#### RECORDS SHOWN
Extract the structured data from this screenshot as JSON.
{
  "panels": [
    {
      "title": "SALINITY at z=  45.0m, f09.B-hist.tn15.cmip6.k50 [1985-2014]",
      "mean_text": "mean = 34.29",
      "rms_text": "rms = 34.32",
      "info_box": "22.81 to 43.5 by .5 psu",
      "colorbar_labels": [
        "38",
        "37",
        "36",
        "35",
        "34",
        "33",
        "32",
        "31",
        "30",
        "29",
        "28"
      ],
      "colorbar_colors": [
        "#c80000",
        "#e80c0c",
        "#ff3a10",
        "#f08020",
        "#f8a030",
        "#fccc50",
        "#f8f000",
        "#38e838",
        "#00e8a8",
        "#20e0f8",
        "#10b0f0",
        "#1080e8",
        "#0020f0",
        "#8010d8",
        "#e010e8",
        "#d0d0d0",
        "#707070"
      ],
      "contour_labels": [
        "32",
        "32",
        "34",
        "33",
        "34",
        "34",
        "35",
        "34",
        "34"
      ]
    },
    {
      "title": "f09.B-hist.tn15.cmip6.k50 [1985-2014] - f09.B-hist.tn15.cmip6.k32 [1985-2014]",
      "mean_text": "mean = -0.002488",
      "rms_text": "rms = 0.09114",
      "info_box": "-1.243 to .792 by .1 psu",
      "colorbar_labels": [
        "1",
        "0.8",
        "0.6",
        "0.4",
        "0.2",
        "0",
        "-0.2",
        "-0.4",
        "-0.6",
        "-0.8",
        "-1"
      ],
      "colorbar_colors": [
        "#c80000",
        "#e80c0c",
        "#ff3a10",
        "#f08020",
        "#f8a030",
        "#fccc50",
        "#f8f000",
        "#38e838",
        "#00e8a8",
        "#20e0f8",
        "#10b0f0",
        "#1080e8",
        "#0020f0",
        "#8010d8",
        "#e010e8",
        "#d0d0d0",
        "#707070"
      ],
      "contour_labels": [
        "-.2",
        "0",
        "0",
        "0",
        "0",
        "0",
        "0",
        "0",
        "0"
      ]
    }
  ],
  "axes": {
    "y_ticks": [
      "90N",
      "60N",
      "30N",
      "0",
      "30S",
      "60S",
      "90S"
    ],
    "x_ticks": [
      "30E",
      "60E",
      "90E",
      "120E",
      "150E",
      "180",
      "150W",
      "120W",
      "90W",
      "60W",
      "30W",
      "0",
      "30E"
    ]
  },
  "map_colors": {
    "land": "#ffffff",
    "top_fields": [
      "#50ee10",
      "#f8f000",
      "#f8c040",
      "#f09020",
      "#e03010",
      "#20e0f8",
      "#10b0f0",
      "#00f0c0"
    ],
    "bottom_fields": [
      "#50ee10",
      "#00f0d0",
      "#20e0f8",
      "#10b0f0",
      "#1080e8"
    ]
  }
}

#### WORK TO DO
Extract every line containing the string "mean" from the data above.

#### FINAL ANSWER
      "mean_text": "mean = 34.29",
      "mean_text": "mean = -0.002488",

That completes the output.